### Aim of the task
Examine the material below. Gather every line in which the string "доски" appears.

### Data to process
::::::::
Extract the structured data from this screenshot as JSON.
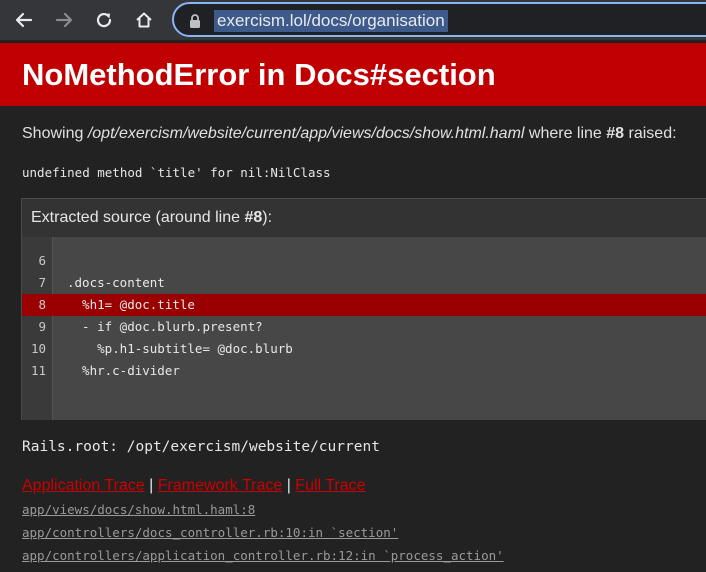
{
  "browser": {
    "url": "exercism.lol/docs/organisation",
    "accent_color": "#8ab4f8"
  },
  "error": {
    "title": "NoMethodError in Docs#section",
    "header_color": "#c00000",
    "showing_prefix": "Showing ",
    "template_path": "/opt/exercism/website/current/app/views/docs/show.html.haml",
    "showing_middle": " where line ",
    "line_ref": "#8",
    "showing_suffix": " raised:",
    "message": "undefined method `title' for nil:NilClass"
  },
  "source": {
    "title_prefix": "Extracted source (around line ",
    "title_line": "#8",
    "title_suffix": "):",
    "lines": [
      {
        "num": "6",
        "code": ""
      },
      {
        "num": "7",
        "code": ".docs-content"
      },
      {
        "num": "8",
        "code": "  %h1= @doc.title"
      },
      {
        "num": "9",
        "code": "  - if @doc.blurb.present?"
      },
      {
        "num": "10",
        "code": "    %p.h1-subtitle= @doc.blurb"
      },
      {
        "num": "11",
        "code": "  %hr.c-divider"
      }
    ],
    "highlight_line": "8"
  },
  "rails_root": "Rails.root: /opt/exercism/website/current",
  "trace": {
    "tabs": [
      {
        "label": "Application Trace"
      },
      {
        "label": "Framework Trace"
      },
      {
        "label": "Full Trace"
      }
    ],
    "separator": " | ",
    "items": [
      {
        "text": "app/views/docs/show.html.haml:8"
      },
      {
        "text": "app/controllers/docs_controller.rb:10:in `section'"
      },
      {
        "text": "app/controllers/application_controller.rb:12:in `process_action'"
      }
    ]
  }
}
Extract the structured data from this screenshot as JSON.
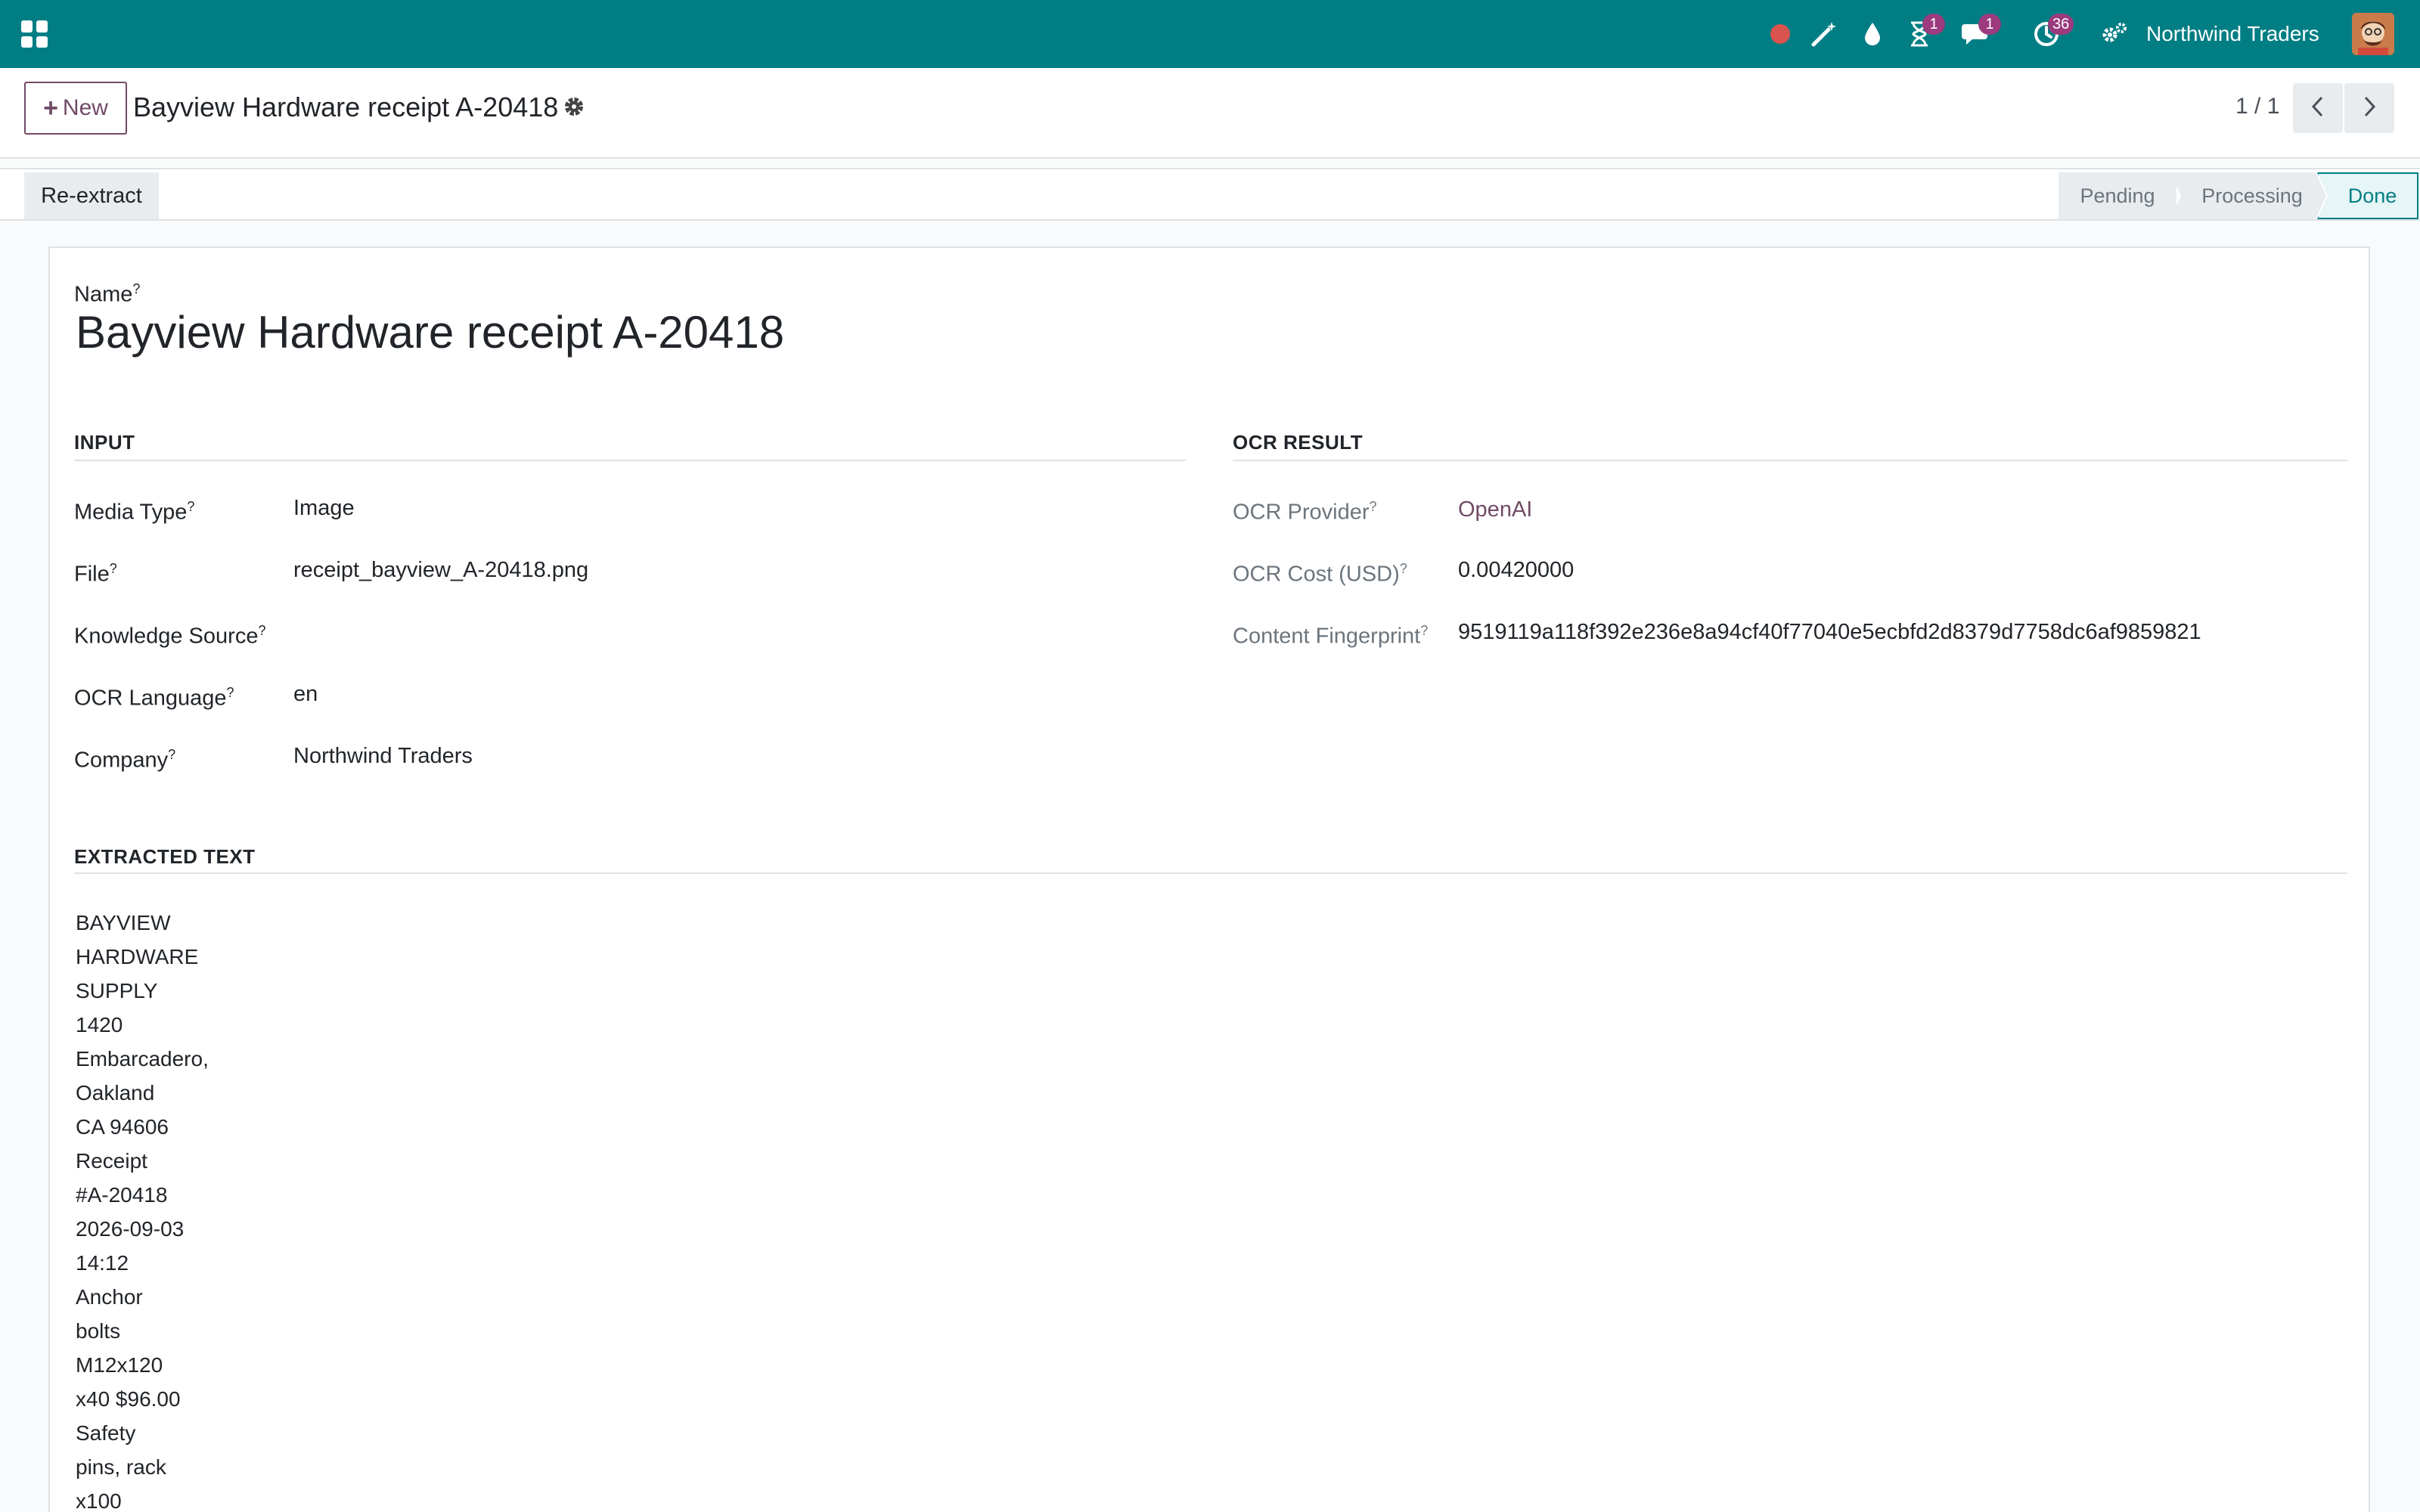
{
  "navbar": {
    "company": "Northwind Traders",
    "badges": {
      "activities": "1",
      "messages": "1",
      "clock": "36"
    }
  },
  "control_panel": {
    "new_label": "New",
    "record_title": "Bayview Hardware receipt A-20418",
    "pager": "1 / 1"
  },
  "statusbar": {
    "reextract_label": "Re-extract",
    "stages": [
      "Pending",
      "Processing",
      "Done"
    ],
    "active_stage": "Done"
  },
  "form": {
    "name_label": "Name",
    "name_value": "Bayview Hardware receipt A-20418",
    "input_section": "INPUT",
    "ocr_section": "OCR RESULT",
    "extracted_section": "EXTRACTED TEXT",
    "input_fields": [
      {
        "label": "Media Type",
        "value": "Image"
      },
      {
        "label": "File",
        "value": "receipt_bayview_A-20418.png"
      },
      {
        "label": "Knowledge Source",
        "value": ""
      },
      {
        "label": "OCR Language",
        "value": "en"
      },
      {
        "label": "Company",
        "value": "Northwind Traders"
      }
    ],
    "ocr_fields": [
      {
        "label": "OCR Provider",
        "value": "OpenAI"
      },
      {
        "label": "OCR Cost (USD)",
        "value": "0.00420000"
      },
      {
        "label": "Content Fingerprint",
        "value": "9519119a118f392e236e8a94cf40f77040e5ecbfd2d8379d7758dc6af9859821"
      }
    ],
    "extracted_lines": [
      "BAYVIEW",
      "HARDWARE",
      "SUPPLY",
      "1420",
      "Embarcadero,",
      "Oakland",
      "CA 94606",
      "Receipt",
      "#A-20418",
      "2026-09-03",
      "14:12",
      "Anchor",
      "bolts",
      "M12x120",
      "x40 $96.00",
      "Safety",
      "pins, rack",
      "x100"
    ]
  },
  "colors": {
    "brand": "#017e84",
    "accent": "#714b67",
    "badge": "#9c3a7e"
  }
}
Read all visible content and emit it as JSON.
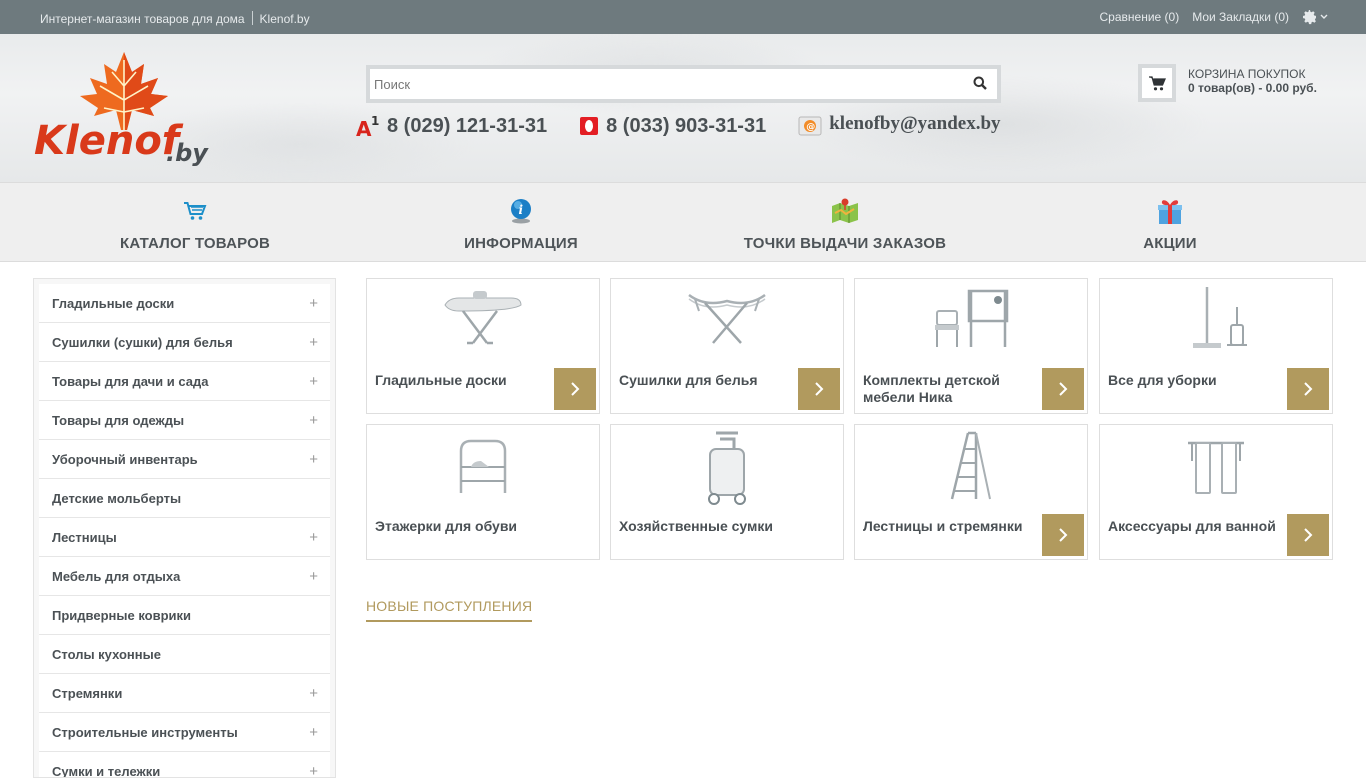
{
  "topbar": {
    "tagline": "Интернет-магазин товаров для дома",
    "site": "Klenof.by",
    "compare": "Сравнение (0)",
    "bookmarks": "Мои Закладки (0)"
  },
  "logo": {
    "text_main": "Klenof",
    "text_suffix": ".by"
  },
  "search": {
    "placeholder": "Поиск"
  },
  "contacts": {
    "phone1": "8 (029) 121-31-31",
    "phone1_icon": "a1-operator-icon",
    "phone2": "8 (033) 903-31-31",
    "phone2_icon": "mts-operator-icon",
    "email": "klenofby@yandex.by"
  },
  "cart": {
    "title": "КОРЗИНА ПОКУПОК",
    "summary": "0 товар(ов) - 0.00 руб."
  },
  "nav": [
    {
      "label": "КАТАЛОГ ТОВАРОВ",
      "icon": "cart-icon"
    },
    {
      "label": "ИНФОРМАЦИЯ",
      "icon": "info-icon"
    },
    {
      "label": "ТОЧКИ ВЫДАЧИ ЗАКАЗОВ",
      "icon": "map-icon"
    },
    {
      "label": "АКЦИИ",
      "icon": "gift-icon"
    }
  ],
  "sidebar": {
    "items": [
      {
        "label": "Гладильные доски",
        "expandable": "+"
      },
      {
        "label": "Сушилки (сушки) для белья",
        "expandable": "+"
      },
      {
        "label": "Товары для дачи и сада",
        "expandable": "+"
      },
      {
        "label": "Товары для одежды",
        "expandable": "+"
      },
      {
        "label": "Уборочный инвентарь",
        "expandable": "+"
      },
      {
        "label": "Детские мольберты",
        "expandable": ""
      },
      {
        "label": "Лестницы",
        "expandable": "+"
      },
      {
        "label": "Мебель для отдыха",
        "expandable": "+"
      },
      {
        "label": "Придверные коврики",
        "expandable": ""
      },
      {
        "label": "Столы кухонные",
        "expandable": ""
      },
      {
        "label": "Стремянки",
        "expandable": "+"
      },
      {
        "label": "Строительные инструменты",
        "expandable": "+"
      },
      {
        "label": "Сумки и тележки",
        "expandable": "+"
      }
    ]
  },
  "tiles": [
    {
      "label": "Гладильные доски",
      "icon": "ironing-board-icon",
      "has_button": true
    },
    {
      "label": "Сушилки для белья",
      "icon": "clothes-dryer-icon",
      "has_button": true
    },
    {
      "label": "Комплекты детской мебели Ника",
      "icon": "kids-furniture-icon",
      "has_button": true
    },
    {
      "label": "Все для уборки",
      "icon": "mop-icon",
      "has_button": true
    },
    {
      "label": "Этажерки для обуви",
      "icon": "shoe-rack-icon",
      "has_button": false
    },
    {
      "label": "Хозяйственные сумки",
      "icon": "shopping-trolley-icon",
      "has_button": false
    },
    {
      "label": "Лестницы и стремянки",
      "icon": "ladder-icon",
      "has_button": true
    },
    {
      "label": "Аксессуары для ванной",
      "icon": "bath-accessory-icon",
      "has_button": true
    }
  ],
  "new_arrivals": "НОВЫЕ ПОСТУПЛЕНИЯ",
  "colors": {
    "accent": "#b19a5e",
    "topbar": "#6e7a7e",
    "logo_orange": "#e8541c"
  }
}
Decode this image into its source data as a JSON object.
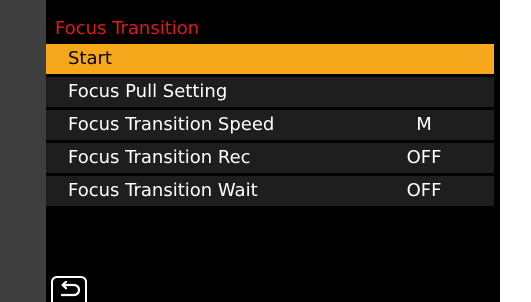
{
  "menu_title": "Focus Transition",
  "items": [
    {
      "label": "Start",
      "value": ""
    },
    {
      "label": "Focus Pull Setting",
      "value": ""
    },
    {
      "label": "Focus Transition Speed",
      "value": "M"
    },
    {
      "label": "Focus Transition Rec",
      "value": "OFF"
    },
    {
      "label": "Focus Transition Wait",
      "value": "OFF"
    }
  ],
  "selected_index": 0,
  "back_icon": "return-arrow-icon",
  "colors": {
    "title": "#e01818",
    "highlight": "#f6a81c",
    "row": "#1e1e1e",
    "sidebar": "#3e3e3e"
  }
}
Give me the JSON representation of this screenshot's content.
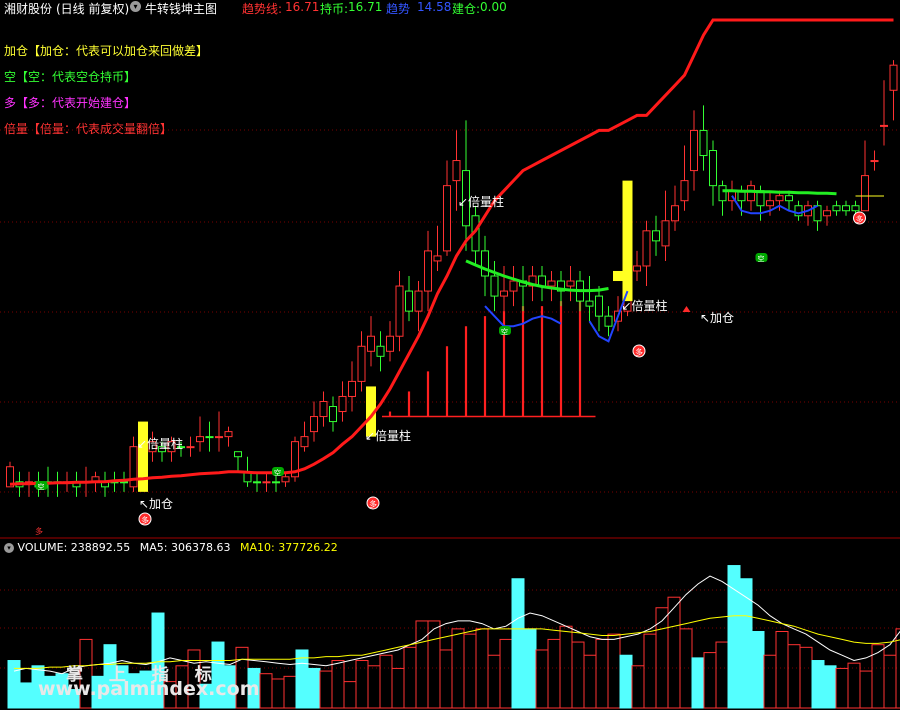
::::::::
### Answer to the task
        "label": "Гладильные доски",
      "label": "Гладильные доски",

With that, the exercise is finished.